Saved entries

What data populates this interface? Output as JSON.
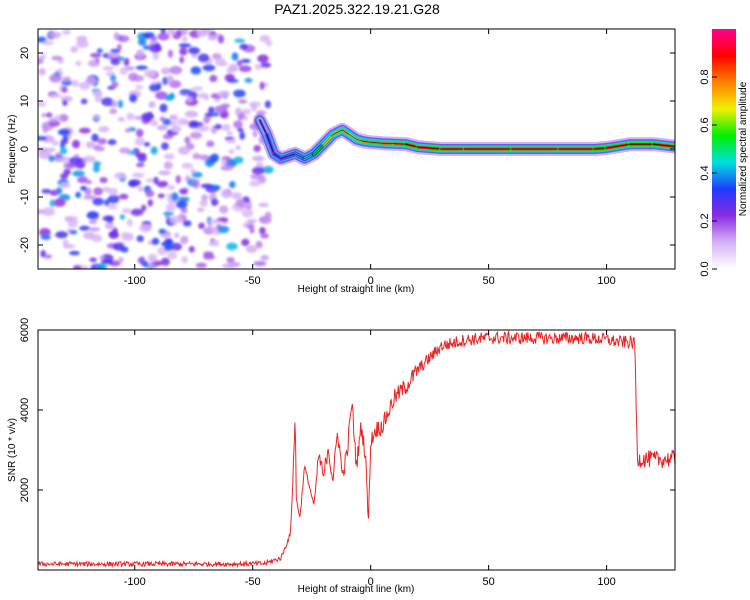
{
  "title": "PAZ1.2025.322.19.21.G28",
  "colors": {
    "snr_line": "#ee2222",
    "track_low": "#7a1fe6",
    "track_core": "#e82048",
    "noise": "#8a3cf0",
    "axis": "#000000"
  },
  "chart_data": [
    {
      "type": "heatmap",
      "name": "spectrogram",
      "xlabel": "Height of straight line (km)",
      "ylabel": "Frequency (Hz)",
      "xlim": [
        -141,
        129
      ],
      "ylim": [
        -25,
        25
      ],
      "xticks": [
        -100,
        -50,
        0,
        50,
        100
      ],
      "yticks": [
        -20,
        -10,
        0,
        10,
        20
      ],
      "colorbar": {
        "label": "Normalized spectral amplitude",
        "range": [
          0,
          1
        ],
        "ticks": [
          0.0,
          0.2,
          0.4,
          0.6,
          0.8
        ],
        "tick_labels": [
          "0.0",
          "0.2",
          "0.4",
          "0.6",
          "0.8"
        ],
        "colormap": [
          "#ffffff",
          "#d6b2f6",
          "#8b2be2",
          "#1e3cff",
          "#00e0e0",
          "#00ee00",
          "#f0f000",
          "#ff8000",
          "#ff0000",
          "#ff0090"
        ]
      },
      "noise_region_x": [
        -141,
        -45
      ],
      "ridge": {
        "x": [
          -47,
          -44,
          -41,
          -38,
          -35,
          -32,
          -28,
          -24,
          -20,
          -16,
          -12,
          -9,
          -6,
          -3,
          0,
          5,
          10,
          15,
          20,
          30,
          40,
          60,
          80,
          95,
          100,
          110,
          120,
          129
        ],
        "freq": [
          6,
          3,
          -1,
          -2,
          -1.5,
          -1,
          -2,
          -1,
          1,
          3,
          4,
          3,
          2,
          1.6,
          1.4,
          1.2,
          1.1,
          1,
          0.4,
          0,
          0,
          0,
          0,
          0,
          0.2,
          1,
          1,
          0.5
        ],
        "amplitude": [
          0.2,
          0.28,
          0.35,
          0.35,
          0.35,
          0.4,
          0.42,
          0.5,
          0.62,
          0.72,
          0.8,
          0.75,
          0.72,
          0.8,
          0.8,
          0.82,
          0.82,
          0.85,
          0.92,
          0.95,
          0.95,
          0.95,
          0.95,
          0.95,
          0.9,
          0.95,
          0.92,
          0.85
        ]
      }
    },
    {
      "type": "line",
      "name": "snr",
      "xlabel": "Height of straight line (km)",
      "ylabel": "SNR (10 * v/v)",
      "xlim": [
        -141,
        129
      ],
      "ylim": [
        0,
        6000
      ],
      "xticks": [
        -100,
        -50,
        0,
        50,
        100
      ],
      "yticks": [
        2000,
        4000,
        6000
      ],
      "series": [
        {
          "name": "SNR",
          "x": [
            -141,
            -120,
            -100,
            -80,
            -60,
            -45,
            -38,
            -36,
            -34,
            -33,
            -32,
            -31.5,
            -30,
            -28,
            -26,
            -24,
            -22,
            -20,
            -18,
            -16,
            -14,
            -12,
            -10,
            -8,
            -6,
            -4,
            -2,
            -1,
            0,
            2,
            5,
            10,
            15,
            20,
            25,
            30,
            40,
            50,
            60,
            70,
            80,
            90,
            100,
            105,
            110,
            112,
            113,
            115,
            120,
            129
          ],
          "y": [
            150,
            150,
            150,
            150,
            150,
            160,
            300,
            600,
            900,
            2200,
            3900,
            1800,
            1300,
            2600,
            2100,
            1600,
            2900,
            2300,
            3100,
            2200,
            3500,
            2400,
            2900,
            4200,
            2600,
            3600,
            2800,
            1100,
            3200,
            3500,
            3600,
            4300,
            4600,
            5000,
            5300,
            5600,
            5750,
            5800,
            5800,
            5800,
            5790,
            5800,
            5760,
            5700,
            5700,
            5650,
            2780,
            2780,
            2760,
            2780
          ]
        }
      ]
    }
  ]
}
==
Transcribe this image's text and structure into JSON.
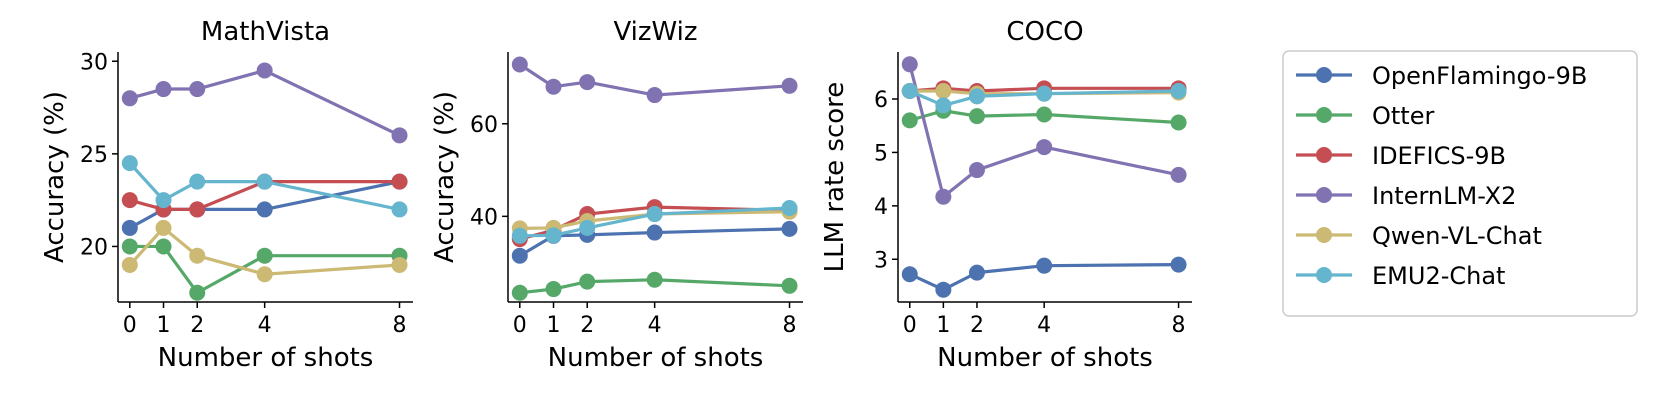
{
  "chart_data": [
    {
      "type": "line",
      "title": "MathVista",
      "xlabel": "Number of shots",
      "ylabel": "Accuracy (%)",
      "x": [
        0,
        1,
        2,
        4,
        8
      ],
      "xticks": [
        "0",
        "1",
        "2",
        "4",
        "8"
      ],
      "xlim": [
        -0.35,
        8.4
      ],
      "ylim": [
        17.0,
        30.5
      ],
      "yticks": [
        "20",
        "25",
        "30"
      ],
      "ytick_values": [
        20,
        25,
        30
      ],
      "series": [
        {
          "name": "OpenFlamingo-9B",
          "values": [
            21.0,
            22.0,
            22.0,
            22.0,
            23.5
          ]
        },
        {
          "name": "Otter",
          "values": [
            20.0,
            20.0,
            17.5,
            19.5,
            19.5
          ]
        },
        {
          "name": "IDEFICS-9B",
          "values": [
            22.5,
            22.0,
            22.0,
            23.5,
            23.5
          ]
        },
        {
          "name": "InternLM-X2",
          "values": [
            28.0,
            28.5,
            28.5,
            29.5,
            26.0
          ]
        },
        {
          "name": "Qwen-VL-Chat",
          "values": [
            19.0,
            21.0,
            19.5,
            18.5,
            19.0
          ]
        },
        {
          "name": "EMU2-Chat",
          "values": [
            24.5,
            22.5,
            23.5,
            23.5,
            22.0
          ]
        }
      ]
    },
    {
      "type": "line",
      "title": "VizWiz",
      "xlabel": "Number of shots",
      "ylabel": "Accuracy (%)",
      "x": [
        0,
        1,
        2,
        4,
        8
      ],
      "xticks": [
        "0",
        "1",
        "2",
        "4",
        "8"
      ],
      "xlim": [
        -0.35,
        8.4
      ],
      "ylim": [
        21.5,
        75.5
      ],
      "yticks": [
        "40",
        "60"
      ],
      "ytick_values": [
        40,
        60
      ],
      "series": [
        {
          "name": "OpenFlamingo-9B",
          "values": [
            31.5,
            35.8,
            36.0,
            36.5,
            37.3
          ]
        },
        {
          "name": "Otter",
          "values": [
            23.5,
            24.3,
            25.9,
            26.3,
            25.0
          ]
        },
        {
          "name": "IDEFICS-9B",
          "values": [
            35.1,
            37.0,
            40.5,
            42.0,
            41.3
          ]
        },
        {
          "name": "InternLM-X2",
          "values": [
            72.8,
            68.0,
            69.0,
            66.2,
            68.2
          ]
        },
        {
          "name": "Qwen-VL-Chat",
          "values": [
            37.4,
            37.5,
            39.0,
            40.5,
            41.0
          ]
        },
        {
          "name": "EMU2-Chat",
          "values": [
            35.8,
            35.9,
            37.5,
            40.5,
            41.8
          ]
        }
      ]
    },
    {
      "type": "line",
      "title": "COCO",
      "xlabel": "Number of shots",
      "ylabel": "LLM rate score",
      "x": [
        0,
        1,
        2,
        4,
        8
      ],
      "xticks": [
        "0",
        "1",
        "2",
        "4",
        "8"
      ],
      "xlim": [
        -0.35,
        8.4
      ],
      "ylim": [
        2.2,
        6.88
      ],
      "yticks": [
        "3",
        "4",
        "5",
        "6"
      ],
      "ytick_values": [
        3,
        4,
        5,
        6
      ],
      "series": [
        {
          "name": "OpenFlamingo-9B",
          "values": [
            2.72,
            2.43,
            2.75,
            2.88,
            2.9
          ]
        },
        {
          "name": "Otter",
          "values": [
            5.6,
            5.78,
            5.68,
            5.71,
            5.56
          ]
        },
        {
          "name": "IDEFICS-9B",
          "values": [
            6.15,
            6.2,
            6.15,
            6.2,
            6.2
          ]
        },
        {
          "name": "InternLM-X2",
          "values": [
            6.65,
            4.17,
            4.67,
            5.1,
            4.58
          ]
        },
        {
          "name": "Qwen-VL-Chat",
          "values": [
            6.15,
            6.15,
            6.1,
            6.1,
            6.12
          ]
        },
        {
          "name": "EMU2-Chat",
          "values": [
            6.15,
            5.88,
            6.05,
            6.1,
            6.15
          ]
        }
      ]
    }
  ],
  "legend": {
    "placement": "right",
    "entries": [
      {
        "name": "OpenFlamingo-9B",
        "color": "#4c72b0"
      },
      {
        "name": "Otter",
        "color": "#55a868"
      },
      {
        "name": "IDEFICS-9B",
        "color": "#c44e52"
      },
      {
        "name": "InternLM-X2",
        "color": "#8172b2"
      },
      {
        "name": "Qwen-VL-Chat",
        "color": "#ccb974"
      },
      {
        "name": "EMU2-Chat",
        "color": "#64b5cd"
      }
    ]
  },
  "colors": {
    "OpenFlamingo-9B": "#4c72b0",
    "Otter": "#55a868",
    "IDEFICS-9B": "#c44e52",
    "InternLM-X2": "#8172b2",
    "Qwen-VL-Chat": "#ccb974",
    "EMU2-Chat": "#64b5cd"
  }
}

Given request
Only lines holding the string "this" are wanted; gather each one from the entries above.

Reply
What data populates this interface? Output as JSON.
Transcribe this image's text and structure into JSON.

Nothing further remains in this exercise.